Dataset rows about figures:
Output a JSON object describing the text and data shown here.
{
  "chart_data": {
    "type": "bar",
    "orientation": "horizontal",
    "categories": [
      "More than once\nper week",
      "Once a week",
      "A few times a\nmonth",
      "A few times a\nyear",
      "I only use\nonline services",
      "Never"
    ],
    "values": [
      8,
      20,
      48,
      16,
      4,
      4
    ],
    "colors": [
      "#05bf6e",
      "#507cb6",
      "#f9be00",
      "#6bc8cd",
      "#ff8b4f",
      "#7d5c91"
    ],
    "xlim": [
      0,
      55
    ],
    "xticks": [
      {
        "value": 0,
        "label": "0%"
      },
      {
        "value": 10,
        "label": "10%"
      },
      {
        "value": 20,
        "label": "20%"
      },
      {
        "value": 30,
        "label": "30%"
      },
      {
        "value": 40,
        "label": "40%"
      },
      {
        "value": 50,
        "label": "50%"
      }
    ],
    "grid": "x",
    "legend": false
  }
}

==

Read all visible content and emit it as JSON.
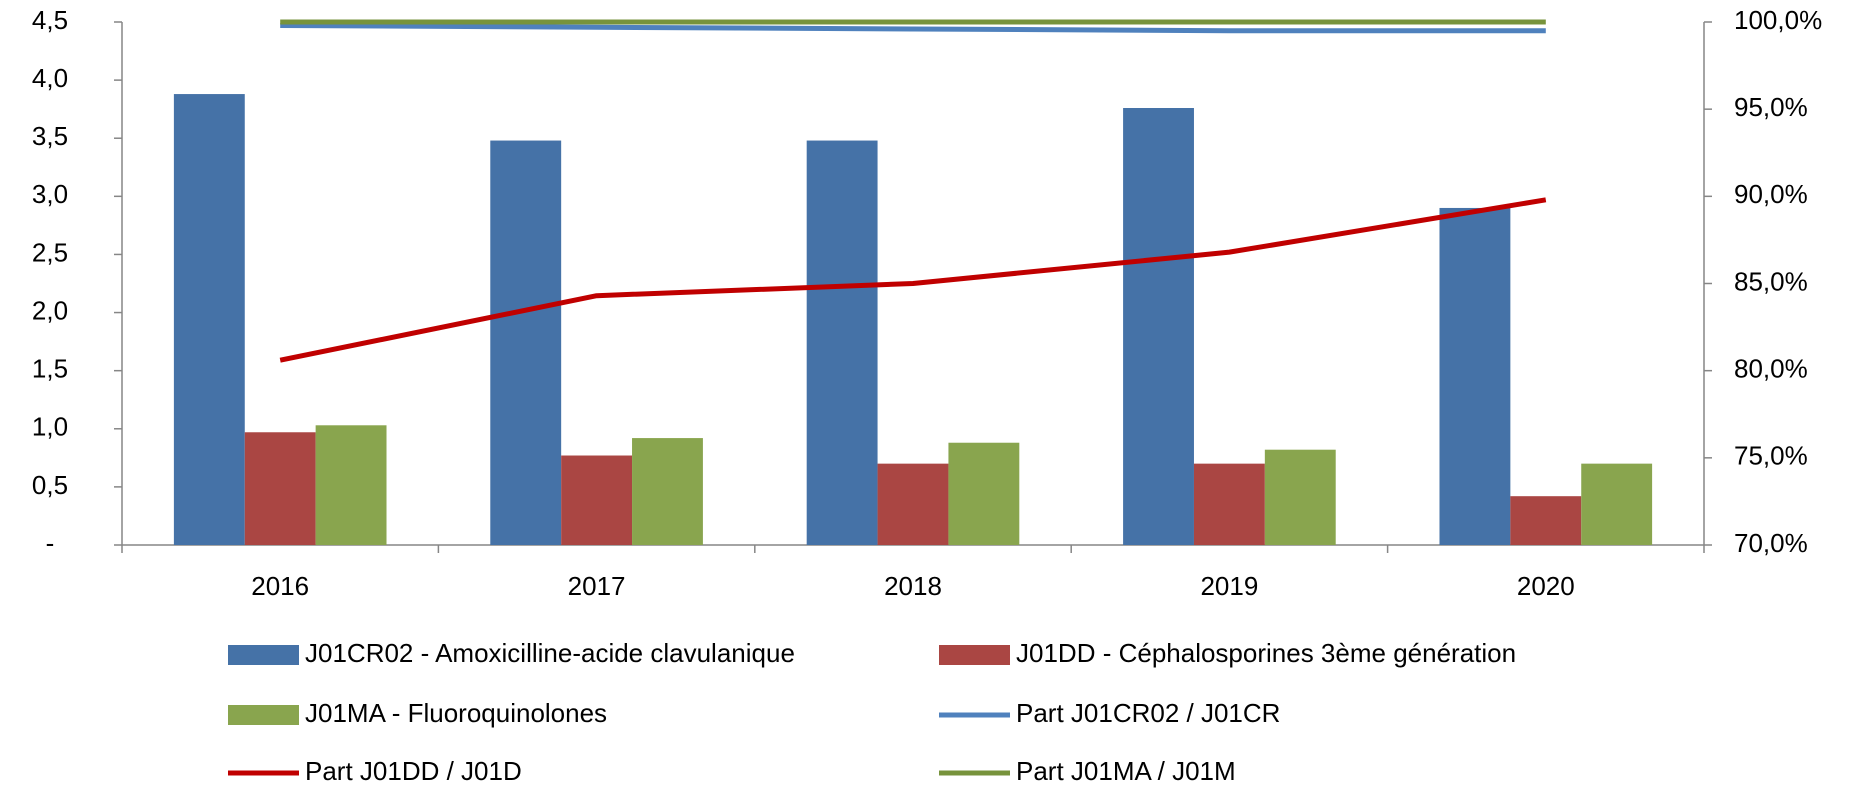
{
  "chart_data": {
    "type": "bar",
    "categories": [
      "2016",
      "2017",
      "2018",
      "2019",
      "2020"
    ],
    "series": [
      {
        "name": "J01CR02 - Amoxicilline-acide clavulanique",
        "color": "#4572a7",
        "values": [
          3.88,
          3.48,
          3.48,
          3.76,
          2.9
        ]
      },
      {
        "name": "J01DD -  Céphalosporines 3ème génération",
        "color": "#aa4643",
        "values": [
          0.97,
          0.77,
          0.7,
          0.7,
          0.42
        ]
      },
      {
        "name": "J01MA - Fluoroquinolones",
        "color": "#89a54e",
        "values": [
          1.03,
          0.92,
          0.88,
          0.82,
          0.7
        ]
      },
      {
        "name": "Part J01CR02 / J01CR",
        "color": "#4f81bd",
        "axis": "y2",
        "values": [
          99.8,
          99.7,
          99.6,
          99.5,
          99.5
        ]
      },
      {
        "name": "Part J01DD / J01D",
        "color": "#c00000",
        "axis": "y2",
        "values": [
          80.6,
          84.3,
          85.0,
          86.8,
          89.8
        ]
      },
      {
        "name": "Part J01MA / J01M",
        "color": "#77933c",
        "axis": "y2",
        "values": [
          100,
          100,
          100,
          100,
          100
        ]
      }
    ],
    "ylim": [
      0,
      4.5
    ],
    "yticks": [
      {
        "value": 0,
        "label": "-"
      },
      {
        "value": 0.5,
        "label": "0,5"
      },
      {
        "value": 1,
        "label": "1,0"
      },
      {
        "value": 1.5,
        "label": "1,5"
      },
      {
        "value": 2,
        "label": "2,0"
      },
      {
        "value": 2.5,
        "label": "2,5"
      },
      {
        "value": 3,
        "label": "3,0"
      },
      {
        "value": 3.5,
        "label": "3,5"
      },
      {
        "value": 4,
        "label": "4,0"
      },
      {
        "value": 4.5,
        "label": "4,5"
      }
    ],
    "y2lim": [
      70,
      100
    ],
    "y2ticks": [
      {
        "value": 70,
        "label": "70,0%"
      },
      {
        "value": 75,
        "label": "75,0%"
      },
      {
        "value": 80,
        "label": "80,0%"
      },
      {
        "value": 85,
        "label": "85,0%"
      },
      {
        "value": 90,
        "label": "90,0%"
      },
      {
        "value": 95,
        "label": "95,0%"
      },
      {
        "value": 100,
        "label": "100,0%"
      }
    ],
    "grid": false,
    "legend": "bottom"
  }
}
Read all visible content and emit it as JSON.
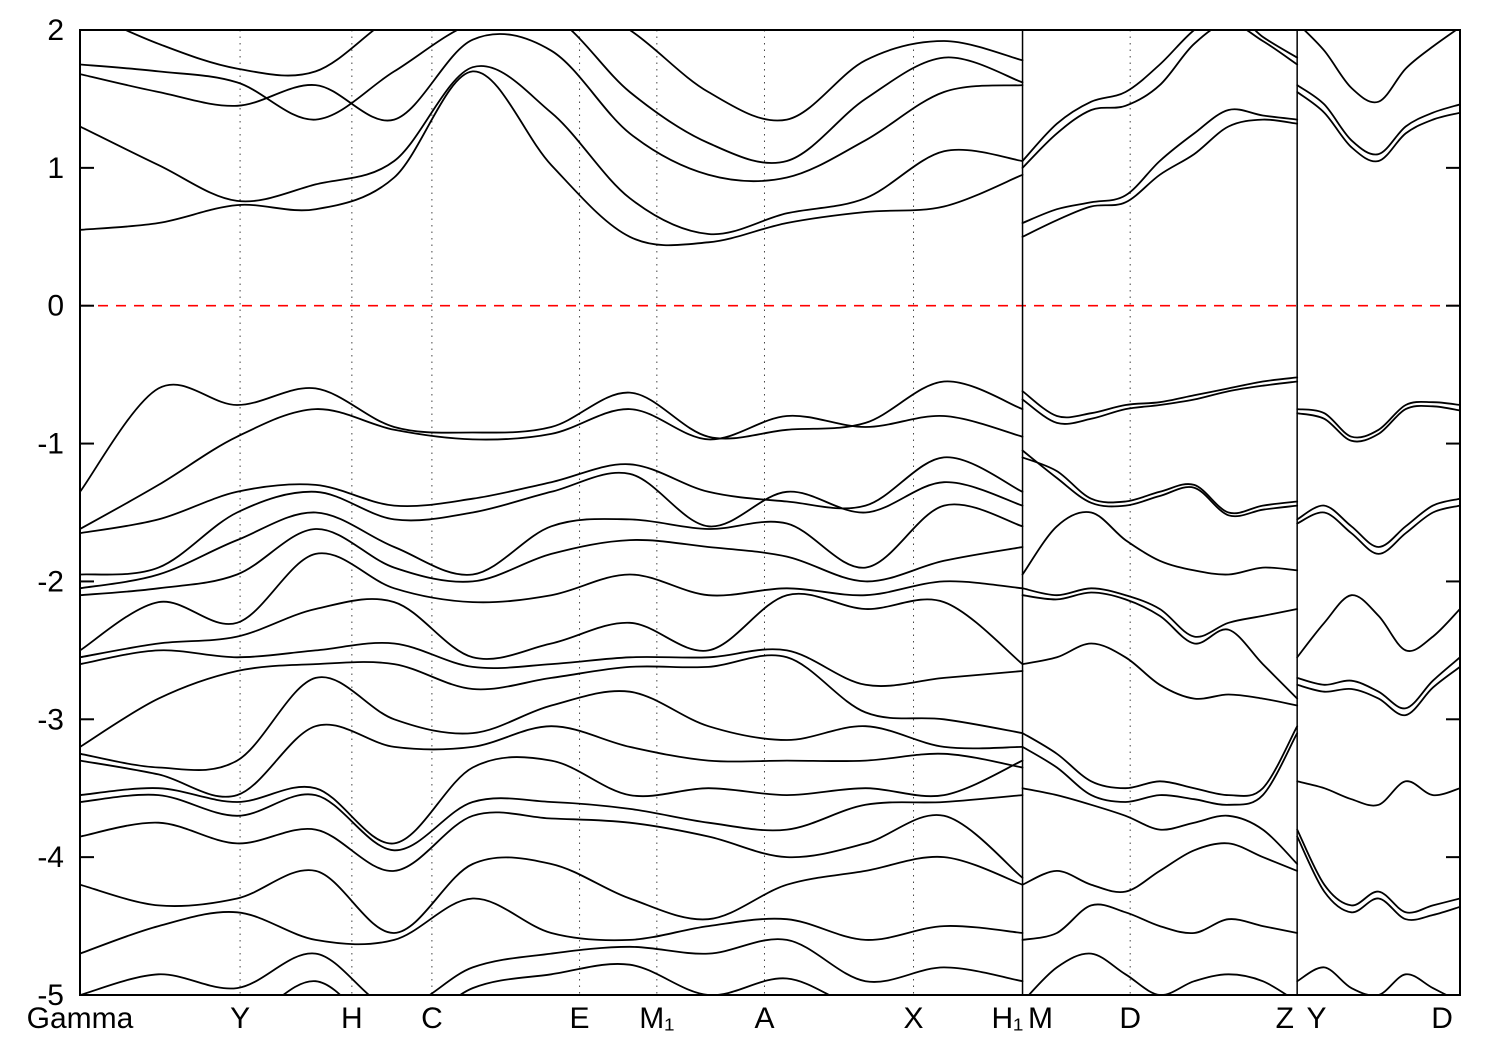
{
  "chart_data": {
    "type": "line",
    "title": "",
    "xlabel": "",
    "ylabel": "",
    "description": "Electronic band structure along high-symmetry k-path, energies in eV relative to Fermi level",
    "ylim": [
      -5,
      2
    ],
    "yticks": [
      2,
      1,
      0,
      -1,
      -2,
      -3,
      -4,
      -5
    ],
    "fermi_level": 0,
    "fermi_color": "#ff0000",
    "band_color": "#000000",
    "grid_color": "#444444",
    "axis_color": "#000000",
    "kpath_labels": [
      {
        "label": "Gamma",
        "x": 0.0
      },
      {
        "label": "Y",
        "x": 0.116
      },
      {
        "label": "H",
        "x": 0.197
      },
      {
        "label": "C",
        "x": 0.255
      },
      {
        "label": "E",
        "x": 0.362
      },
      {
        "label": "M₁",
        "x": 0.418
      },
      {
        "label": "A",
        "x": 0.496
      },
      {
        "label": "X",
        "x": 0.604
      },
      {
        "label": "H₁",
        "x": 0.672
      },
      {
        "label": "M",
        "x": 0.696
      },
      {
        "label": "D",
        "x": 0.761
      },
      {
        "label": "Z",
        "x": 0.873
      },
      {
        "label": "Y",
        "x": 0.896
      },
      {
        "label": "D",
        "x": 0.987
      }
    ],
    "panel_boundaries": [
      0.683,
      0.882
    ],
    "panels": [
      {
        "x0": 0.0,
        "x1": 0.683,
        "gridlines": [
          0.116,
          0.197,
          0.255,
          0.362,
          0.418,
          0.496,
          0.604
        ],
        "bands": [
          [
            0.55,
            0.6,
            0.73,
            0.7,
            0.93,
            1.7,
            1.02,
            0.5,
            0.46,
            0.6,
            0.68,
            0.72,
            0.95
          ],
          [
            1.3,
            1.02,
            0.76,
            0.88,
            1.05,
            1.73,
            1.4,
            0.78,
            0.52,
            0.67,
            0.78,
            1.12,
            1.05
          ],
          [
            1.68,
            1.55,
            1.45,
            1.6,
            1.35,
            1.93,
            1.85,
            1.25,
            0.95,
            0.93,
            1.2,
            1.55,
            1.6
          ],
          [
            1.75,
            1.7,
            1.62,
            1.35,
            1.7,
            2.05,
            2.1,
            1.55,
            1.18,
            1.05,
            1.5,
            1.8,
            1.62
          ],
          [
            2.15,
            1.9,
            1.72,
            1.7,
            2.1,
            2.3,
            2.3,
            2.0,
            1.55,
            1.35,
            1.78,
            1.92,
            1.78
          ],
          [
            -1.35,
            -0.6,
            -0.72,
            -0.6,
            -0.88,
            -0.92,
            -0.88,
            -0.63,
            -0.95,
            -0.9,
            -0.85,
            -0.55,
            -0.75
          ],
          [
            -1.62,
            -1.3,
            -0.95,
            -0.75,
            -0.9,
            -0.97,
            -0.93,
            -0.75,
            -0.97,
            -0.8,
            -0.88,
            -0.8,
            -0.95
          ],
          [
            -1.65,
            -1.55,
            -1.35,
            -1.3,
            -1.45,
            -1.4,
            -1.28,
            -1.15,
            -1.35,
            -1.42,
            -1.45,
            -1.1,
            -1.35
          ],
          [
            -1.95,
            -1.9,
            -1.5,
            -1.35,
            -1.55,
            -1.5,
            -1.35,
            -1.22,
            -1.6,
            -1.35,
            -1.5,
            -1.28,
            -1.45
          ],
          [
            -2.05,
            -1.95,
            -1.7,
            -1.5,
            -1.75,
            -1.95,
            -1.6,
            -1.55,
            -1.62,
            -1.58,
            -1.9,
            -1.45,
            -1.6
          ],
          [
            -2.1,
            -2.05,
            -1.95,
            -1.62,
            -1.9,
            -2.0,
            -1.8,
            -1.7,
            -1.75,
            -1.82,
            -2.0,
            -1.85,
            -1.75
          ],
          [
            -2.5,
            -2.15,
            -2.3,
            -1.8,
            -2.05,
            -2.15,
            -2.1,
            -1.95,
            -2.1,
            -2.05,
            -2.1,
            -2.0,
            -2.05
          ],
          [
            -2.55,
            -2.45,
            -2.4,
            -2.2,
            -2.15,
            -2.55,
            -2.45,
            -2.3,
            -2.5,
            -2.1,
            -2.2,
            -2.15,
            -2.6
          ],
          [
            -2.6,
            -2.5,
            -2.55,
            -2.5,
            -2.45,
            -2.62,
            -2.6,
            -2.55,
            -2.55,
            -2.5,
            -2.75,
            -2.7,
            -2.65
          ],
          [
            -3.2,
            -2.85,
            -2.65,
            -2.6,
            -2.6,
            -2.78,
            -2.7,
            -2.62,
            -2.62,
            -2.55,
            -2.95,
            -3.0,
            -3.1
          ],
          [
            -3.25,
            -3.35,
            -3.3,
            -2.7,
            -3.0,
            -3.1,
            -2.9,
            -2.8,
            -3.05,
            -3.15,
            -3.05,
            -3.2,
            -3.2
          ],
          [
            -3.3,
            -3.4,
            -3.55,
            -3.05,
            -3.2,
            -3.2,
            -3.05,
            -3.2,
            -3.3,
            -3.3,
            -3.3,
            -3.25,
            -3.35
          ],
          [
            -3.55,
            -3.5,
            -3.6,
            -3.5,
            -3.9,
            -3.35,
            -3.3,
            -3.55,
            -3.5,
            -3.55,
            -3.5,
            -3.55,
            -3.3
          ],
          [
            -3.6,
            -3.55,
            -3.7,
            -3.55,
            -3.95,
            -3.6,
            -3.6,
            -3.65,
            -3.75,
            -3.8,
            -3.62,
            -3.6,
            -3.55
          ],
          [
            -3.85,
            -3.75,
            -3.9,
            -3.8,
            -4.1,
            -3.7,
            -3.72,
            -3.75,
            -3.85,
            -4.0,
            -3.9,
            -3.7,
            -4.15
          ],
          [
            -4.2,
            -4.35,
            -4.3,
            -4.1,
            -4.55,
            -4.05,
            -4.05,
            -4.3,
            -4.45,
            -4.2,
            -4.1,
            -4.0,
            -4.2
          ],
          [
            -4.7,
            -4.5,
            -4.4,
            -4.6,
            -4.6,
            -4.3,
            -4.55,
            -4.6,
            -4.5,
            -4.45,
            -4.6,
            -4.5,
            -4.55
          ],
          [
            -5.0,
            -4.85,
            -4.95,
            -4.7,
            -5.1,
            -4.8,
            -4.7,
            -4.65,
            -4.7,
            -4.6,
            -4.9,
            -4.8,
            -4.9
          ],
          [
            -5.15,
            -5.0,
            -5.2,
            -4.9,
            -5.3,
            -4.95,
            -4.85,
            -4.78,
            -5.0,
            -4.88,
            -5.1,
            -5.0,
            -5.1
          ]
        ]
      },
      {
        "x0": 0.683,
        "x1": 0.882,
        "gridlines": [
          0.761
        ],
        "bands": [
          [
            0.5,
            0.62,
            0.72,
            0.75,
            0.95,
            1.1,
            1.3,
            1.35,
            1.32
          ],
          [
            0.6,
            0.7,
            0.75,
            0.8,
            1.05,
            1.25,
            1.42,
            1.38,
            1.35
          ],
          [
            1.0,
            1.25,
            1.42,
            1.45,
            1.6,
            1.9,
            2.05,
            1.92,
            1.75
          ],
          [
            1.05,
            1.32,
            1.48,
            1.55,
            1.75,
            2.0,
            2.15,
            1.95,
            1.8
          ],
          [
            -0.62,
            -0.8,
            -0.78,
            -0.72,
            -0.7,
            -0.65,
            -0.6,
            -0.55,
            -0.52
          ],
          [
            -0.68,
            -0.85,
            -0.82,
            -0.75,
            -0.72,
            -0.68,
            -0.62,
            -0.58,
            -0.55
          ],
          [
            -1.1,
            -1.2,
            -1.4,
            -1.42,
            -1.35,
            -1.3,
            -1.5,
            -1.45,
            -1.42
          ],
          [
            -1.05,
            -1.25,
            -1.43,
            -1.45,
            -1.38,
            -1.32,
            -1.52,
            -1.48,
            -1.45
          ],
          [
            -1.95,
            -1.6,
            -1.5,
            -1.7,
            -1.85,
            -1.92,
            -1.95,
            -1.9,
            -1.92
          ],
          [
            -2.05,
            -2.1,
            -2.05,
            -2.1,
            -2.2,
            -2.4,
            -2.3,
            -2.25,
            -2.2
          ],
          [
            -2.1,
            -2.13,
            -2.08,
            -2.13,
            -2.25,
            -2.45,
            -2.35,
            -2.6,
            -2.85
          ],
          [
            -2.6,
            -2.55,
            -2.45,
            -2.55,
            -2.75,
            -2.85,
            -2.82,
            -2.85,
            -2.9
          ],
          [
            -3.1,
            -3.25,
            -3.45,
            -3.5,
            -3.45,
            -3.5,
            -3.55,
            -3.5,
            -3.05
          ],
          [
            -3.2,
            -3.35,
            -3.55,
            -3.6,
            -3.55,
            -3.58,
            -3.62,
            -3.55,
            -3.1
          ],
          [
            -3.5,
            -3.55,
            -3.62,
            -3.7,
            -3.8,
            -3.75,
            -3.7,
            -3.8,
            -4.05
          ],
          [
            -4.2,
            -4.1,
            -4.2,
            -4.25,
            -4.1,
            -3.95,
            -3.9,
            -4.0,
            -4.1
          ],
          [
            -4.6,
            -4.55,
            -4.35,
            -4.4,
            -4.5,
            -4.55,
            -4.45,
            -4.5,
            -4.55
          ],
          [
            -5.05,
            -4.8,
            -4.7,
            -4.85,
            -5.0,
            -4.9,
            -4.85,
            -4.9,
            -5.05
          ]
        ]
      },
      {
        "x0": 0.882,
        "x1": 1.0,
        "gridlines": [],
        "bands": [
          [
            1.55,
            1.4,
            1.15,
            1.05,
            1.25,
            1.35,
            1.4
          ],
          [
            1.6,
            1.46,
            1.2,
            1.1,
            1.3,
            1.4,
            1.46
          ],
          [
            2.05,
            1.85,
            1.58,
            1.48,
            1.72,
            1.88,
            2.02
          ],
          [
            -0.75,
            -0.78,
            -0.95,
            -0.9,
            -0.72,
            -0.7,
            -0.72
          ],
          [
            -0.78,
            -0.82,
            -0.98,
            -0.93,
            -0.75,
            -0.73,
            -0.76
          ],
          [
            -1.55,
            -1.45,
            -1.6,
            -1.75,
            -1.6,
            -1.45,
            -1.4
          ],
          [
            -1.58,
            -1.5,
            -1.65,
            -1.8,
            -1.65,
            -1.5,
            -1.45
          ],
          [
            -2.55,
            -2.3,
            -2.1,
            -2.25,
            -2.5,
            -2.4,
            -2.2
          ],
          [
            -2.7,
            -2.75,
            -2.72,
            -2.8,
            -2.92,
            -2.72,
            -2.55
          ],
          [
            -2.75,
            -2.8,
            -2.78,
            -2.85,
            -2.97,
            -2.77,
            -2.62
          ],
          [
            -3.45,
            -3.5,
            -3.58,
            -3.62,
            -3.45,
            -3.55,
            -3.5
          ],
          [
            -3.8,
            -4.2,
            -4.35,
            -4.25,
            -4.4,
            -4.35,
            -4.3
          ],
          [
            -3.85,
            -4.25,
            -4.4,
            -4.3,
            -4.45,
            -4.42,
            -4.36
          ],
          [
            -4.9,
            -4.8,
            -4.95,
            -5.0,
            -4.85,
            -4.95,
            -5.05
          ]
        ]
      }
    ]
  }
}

JOB: Count how many lines of the listing above include "Part" and report that number alone.

EXERCISE SOLUTION: 3